» **PROBLEM TO WORK ON**: Filter the listing below, copying every line in which the word "kind" appears.

* BEGIN INPUT DATA *

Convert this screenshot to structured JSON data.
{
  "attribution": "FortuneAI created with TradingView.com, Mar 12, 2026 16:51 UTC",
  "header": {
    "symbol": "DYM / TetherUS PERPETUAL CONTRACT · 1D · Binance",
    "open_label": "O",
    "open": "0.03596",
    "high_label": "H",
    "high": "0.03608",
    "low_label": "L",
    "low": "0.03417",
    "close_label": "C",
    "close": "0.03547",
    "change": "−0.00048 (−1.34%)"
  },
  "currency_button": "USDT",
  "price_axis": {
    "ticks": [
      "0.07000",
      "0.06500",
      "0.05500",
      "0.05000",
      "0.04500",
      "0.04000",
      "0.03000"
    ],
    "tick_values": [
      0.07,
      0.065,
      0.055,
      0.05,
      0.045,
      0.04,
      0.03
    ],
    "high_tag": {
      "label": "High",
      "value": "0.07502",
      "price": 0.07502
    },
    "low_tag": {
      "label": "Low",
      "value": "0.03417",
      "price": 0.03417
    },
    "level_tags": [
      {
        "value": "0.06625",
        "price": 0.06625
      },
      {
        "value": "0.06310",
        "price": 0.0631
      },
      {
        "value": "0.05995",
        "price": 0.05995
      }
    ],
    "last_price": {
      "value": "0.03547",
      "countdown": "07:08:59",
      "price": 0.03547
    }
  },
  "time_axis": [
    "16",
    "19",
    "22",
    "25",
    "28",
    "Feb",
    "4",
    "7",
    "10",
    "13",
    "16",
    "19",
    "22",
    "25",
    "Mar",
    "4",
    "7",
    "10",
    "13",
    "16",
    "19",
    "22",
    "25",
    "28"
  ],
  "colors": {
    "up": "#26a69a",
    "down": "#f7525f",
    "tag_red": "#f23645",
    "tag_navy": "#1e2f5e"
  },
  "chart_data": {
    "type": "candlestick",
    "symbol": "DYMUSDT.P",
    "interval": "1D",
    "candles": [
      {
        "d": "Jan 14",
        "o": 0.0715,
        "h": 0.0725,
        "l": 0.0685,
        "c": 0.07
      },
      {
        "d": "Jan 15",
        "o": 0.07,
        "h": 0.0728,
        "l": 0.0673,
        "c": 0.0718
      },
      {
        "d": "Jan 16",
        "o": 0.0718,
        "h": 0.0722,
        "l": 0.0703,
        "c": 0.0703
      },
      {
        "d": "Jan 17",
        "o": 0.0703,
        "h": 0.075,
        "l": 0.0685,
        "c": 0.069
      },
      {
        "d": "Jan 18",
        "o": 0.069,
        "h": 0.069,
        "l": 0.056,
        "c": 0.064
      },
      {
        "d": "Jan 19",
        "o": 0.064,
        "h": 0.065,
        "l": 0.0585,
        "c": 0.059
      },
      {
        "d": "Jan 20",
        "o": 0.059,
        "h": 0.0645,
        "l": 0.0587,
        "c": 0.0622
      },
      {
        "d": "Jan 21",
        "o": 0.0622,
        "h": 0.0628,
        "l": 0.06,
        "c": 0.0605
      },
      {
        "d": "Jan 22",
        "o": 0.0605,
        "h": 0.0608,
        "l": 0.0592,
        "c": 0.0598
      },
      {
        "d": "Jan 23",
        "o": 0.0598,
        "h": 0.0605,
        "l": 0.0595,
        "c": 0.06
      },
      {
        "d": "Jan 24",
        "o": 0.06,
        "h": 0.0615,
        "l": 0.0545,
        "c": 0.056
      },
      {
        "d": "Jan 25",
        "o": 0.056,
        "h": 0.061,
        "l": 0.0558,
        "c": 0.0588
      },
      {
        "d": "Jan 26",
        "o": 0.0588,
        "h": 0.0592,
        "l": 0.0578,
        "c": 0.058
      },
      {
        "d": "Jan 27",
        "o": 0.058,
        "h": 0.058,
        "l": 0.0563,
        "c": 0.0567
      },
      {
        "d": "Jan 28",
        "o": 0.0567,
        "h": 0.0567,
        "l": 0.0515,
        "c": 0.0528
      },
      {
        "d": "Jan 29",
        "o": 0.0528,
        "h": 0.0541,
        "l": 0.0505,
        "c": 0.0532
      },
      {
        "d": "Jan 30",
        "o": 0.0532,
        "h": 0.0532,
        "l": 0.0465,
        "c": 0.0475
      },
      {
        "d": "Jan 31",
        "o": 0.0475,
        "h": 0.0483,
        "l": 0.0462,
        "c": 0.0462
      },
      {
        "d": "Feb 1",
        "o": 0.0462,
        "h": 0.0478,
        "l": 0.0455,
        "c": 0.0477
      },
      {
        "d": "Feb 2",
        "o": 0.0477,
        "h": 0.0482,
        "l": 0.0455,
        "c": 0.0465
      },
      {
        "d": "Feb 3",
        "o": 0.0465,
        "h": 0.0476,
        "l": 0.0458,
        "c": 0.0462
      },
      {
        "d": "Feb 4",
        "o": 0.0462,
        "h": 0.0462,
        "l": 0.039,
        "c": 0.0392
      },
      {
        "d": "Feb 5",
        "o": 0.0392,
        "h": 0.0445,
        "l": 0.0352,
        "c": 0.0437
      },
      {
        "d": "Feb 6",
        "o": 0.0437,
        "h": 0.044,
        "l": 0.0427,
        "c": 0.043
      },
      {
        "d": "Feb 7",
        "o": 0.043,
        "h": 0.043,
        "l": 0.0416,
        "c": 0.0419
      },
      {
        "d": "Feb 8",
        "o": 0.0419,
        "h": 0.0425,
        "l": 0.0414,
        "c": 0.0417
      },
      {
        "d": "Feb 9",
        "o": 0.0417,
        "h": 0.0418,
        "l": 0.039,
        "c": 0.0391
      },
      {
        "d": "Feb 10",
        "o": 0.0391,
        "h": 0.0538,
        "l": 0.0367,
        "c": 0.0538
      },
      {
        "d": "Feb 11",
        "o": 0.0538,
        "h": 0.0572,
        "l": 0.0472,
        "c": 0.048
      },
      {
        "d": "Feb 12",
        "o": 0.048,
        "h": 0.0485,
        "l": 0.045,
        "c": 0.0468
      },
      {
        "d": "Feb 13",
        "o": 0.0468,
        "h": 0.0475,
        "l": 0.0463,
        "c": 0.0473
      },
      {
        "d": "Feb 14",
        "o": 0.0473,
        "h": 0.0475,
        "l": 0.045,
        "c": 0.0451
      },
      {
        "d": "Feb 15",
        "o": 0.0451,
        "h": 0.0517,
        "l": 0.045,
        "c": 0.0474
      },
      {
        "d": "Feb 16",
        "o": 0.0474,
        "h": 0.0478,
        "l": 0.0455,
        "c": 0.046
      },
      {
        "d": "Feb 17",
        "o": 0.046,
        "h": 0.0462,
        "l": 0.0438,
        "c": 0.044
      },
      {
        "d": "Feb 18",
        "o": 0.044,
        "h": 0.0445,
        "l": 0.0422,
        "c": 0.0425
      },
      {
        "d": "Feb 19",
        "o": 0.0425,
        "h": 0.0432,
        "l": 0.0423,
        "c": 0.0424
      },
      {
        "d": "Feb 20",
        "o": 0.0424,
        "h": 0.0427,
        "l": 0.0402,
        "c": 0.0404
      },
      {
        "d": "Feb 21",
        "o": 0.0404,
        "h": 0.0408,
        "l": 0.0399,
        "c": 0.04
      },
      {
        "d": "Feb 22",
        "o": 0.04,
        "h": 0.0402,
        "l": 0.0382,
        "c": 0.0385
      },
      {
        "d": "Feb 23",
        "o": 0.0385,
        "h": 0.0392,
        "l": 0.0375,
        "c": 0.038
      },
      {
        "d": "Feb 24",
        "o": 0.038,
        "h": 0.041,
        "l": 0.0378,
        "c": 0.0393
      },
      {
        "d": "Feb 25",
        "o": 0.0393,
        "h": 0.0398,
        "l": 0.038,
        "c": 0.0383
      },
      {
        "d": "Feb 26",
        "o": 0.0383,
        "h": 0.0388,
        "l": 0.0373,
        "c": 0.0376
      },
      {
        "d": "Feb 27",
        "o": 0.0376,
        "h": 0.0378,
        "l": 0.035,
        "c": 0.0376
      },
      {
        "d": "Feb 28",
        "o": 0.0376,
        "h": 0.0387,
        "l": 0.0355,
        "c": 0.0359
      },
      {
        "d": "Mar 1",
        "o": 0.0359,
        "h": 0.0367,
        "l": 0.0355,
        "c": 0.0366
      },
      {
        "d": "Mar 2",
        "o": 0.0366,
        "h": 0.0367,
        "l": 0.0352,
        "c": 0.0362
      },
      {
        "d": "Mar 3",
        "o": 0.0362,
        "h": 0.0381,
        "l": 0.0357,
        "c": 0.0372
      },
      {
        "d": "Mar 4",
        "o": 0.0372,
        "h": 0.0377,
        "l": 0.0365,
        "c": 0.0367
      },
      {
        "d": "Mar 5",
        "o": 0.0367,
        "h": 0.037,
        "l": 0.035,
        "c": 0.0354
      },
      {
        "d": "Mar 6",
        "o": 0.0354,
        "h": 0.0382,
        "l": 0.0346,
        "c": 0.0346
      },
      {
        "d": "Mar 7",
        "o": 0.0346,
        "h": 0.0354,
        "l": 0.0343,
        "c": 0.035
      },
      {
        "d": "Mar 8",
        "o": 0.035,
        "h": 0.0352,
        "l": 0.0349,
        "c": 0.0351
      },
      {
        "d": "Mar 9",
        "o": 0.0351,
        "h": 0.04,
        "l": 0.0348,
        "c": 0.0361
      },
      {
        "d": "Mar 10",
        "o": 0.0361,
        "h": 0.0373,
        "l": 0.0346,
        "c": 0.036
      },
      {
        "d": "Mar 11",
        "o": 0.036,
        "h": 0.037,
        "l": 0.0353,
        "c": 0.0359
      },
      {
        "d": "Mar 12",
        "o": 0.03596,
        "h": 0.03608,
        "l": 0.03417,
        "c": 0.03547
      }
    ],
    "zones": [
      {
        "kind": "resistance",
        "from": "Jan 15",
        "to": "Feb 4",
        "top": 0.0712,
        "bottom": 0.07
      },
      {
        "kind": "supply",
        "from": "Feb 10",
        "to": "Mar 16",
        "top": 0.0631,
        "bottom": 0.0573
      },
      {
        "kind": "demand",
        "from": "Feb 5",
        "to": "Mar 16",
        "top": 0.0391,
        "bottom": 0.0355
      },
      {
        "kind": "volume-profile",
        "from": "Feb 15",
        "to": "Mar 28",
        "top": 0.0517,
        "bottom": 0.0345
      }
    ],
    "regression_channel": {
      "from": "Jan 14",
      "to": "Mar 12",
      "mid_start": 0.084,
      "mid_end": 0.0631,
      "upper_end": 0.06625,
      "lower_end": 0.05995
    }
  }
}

* END INPUT DATA *

» **SOLUTION FOR THIS PROBLEM**:
        "kind": "resistance",
        "kind": "supply",
        "kind": "demand",
        "kind": "volume-profile",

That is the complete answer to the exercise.